Problem details: Find the word "является" in the data. Return every line where it appears.

--- Records to process ---

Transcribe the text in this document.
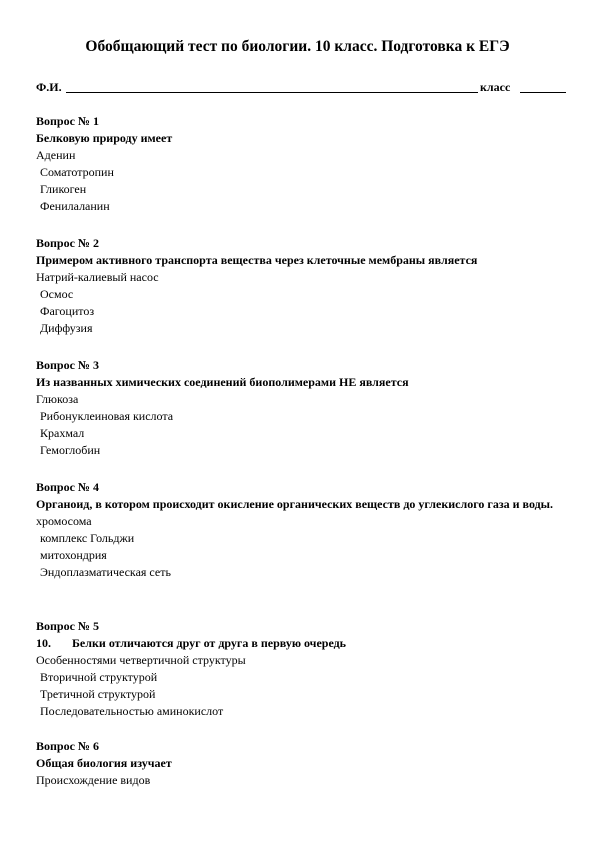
Обобщающий тест по биологии. 10 класс. Подготовка к ЕГЭ
Ф.И.	класс
Вопрос № 1
Белковую природу имеет
Аденин
Соматотропин
Гликоген
Фенилаланин
Вопрос № 2
Примером активного транспорта вещества через клеточные мембраны является
Натрий-калиевый насос
Осмос
Фагоцитоз
Диффузия
Вопрос № 3
Из названных химических соединений биополимерами НЕ является
Глюкоза
Рибонуклеиновая кислота
Крахмал
Гемоглобин
Вопрос № 4
Органоид, в котором происходит окисление органических веществ до углекислого газа и воды.
хромосома
комплекс Гольджи
митохондрия
Эндоплазматическая сеть
Вопрос № 5
10. Белки отличаются друг от друга в первую очередь
Особенностями четвертичной структуры
Вторичной структурой
Третичной структурой
Последовательностью аминокислот
Вопрос № 6
Общая биология изучает
Происхождение видов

---

Answer for this exercise:
Примером активного транспорта вещества через клеточные мембраны является
Из названных химических соединений биополимерами НЕ является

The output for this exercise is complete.